Le charme particulier de la capitale de l’Ouzbékistan, Tachkent, réside dans sa capacité à allier transgression et union entre la culture et l’histoire.

Tachkent est une ville d’Asie centrale qui était l’un des principaux centres économiques de l’ex-URSS. L’engouement autour de cette ville s’est développé pour des raisons politiques, culturelles et scientifiques, car elle a été le carrefour d’événements importants pour l’URSS. Née il y a plus de 2000 ans, la ville mêle l’héritage profond de l’Orient à un style soviétique qui s’est fondu dans son patrimoine pendant le XXe siècle. Tachkent s’est transformée en musée à ciel ouvert parsemé de symboles soviétiques aux couleurs orientales.
Depuis le milieu des années 1950, le modernisme à Tachkent se manifeste partout dans la ville, que ce soit dans le métro, au coin des rues ou sur les façades. Le courant architectural se détache de la tradition pour évoluer en un style progressiste, aux formes cubiques et tridimensionnelles, souvent répétitives, qui créent un effet visuel à la fois minimaliste et grandiose. Les couleurs dorées et les formes géométriques contrastent avec l’architecture traditionnelle, donnant naissance à un paysage urbain à la fois étonnant et séduisant.


© karel balas
Ces bâtiments ne sont pas seulement esthétiques : ils portent un message. L’ère soviétique a définitivement marqué l’histoire et l’architecture de Tachkent, avec des courants comme le constructivisme et le stalinisme. L’architecture stalinienne était un style censé glorifier la puissance de l’URSS en s’opposant à toute forme d’occidentalisme. Apparue dans les années 1930, cette esthétique se distinguait par des bâtiments souvent massifs et en béton, construits sur de vastes surfaces, succédant au style Art déco des années 1920-1930, et constituant une étape essentielle vers le modernisme.
Mais le modernisme de Tachkent ne se résume pas au stalinisme. L’architecture constructiviste, sorte de modernisme alternatif et plus radical, est née peu de temps avant les années 1920. Le courant architectural s’inspire du mouvement artistique « constructivisme », privilégiant l’uniformité, la fonctionnalité et une vision futuriste de la société soviétique, reflétant une nouvelle manière de vivre.

## Contenu des données
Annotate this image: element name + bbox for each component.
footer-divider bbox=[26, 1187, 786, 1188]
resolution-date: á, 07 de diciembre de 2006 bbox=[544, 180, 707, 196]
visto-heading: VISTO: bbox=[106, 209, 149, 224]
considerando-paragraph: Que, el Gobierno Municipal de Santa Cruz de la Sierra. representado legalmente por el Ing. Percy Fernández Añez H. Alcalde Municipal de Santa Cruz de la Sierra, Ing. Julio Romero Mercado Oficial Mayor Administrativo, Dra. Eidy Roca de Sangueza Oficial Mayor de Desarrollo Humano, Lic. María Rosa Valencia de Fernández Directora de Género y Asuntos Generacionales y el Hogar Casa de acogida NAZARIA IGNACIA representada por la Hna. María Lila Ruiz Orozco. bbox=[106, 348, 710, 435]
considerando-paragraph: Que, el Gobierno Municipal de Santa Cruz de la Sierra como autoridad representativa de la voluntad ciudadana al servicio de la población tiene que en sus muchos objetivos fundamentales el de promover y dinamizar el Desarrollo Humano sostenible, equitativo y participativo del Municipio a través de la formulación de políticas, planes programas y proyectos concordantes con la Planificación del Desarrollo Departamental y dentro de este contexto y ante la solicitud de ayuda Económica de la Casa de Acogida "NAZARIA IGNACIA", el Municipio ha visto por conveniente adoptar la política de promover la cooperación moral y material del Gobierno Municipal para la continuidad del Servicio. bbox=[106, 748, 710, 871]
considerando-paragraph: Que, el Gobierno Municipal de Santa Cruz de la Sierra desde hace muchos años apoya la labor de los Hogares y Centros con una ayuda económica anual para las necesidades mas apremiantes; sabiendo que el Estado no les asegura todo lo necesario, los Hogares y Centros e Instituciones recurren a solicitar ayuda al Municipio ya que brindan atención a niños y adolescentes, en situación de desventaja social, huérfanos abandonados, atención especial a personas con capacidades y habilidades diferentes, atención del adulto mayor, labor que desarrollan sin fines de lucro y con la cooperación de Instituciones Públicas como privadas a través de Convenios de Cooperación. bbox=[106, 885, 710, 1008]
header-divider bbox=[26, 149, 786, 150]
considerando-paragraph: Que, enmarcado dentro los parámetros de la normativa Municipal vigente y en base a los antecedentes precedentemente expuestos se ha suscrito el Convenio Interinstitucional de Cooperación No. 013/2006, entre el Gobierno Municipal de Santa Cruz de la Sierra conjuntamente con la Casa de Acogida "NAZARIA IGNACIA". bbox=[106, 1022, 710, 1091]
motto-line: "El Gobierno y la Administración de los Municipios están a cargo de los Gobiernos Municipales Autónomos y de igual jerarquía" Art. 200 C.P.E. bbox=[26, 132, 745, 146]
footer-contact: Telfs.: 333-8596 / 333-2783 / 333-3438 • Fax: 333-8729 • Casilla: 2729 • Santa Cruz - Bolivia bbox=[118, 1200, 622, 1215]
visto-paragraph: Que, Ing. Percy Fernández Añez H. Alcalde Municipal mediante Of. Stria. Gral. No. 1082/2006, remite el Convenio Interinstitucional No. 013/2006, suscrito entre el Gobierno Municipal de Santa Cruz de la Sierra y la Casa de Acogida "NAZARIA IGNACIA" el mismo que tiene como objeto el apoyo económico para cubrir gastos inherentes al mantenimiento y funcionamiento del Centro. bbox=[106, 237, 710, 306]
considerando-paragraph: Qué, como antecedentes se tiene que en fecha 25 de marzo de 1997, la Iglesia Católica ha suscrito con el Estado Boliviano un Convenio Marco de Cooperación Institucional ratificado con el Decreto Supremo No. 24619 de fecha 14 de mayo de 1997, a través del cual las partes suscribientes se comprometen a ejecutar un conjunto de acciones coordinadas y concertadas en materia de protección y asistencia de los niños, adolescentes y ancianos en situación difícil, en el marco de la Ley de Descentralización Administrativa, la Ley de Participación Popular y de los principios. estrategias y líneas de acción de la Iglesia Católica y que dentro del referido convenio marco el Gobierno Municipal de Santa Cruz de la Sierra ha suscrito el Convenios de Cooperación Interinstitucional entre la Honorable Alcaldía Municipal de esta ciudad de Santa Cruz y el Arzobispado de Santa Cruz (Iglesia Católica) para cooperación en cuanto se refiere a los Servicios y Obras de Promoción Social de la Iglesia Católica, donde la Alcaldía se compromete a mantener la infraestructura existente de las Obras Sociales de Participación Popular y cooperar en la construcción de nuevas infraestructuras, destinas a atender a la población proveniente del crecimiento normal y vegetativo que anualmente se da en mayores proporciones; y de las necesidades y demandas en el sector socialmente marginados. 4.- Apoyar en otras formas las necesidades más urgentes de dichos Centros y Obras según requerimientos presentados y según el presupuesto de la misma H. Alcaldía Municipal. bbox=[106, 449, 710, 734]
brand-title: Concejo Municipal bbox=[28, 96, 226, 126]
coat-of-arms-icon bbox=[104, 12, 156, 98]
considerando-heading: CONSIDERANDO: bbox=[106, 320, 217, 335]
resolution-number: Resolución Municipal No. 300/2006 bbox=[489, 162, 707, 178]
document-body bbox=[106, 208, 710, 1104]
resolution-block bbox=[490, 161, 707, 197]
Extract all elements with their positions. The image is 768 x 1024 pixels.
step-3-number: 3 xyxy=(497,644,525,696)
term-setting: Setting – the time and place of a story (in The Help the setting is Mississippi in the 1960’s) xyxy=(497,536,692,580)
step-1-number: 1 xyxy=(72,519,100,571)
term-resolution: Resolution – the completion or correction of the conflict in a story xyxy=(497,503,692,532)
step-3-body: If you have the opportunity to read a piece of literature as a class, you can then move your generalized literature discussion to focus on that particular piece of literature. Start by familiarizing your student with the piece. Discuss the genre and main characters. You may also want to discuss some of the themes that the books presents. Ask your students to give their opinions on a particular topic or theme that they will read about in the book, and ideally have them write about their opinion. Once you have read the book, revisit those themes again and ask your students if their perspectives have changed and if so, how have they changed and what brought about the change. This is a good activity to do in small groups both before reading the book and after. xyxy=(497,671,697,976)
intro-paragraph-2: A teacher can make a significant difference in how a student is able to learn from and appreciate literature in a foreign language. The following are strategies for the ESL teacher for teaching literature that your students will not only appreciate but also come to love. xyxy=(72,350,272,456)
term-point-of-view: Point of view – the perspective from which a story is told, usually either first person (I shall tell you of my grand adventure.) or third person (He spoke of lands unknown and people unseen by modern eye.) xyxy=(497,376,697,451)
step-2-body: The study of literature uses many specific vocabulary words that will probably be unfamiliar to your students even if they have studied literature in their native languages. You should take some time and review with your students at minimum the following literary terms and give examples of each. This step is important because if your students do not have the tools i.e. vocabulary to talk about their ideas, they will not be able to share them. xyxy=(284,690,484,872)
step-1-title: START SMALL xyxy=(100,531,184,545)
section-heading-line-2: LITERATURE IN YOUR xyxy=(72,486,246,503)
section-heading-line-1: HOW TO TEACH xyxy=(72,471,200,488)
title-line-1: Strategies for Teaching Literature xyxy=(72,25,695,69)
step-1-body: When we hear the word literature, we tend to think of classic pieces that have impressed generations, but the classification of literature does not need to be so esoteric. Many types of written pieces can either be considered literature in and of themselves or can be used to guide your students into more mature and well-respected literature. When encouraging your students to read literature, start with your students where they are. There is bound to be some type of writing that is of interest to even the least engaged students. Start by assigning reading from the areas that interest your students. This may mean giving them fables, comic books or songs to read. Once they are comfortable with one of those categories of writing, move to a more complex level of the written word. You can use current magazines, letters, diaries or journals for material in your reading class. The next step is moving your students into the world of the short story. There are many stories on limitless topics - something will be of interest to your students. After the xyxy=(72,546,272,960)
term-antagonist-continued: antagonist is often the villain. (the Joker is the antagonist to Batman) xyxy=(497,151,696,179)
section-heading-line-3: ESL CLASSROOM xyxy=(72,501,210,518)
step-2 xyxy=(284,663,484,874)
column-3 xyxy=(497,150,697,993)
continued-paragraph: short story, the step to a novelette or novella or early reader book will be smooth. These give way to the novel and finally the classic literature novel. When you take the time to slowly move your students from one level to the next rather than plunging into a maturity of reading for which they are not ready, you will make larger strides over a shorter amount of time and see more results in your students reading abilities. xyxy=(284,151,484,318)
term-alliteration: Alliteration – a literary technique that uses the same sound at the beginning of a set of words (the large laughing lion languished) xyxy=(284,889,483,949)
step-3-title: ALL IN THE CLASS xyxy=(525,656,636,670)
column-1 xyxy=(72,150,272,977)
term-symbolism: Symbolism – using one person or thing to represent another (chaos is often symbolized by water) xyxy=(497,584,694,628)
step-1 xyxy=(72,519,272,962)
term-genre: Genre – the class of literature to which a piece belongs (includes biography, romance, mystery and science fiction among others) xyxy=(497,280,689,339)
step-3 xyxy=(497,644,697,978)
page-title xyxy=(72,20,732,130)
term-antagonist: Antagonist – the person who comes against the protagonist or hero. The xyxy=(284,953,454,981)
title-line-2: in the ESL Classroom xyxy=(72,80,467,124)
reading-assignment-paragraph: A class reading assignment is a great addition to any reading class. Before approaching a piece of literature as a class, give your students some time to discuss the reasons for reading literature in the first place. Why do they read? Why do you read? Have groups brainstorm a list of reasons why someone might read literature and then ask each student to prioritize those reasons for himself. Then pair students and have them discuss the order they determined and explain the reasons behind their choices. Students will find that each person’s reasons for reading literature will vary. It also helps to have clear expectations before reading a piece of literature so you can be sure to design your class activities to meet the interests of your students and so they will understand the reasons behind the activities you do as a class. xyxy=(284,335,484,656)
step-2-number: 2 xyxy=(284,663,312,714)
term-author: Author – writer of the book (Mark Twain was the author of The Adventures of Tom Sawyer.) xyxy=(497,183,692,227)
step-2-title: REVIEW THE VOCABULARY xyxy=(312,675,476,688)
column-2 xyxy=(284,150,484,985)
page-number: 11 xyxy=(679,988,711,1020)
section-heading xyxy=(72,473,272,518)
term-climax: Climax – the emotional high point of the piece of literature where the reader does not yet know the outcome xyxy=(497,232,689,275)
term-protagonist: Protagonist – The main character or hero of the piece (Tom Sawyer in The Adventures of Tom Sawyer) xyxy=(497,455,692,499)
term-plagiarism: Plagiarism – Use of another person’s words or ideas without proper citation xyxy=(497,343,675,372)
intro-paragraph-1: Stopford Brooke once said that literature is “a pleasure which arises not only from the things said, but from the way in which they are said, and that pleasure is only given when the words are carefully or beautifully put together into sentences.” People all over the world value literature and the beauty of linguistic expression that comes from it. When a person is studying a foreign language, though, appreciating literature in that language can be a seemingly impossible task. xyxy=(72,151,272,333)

## Tâches demandées
1 > Selon l'extrait sur Tachkent, pour quelles raisons l'engouement autour de la ville s'est-il développé ? Citez-les toutes.
2 > Poursuivez l'extrait sur l'architecture de Tachkent après sa dernière phrase.

## Réponses attendues
1 > Pour des raisons politiques, culturelles et scientifiques.

2 >
Comme le souligne Béatrice Grenier, directrice des projets stratégiques et internationaux à la Fondation Cartier et autrice des textes qui accompagnent les photographies de Karel Balas : « Ce livre Tashkent: A Modernist Capital permet de comprendre comment une région autonome a puisé dans son histoire, et dans son architecture islamique riche en couleurs et en formes, pour réinterpréter une modernité ouzbèque. »

Ces monuments doivent être protégés pour leur beauté comme pour les valeurs qu’ils insufflent. De nouveaux projets porteurs d’espoir et fédérateurs prennent vie au cœur de Tachkent, comme ce vaste chantier s’étalant sur 6 000 hectares qui deviendra un pôle régional d’innovation, de cohésion sociale et de durabilité. Cette réalisation, prévue pour mars 2026, est soutenue par le Centre d’art contemporain de Tachkent et la Fondation pour le développement de l’art et de la culture en Ouzbékistan. Elle s’inscrit dans un élan artistique qui reste fidèle à l’héritage architectural de la ville.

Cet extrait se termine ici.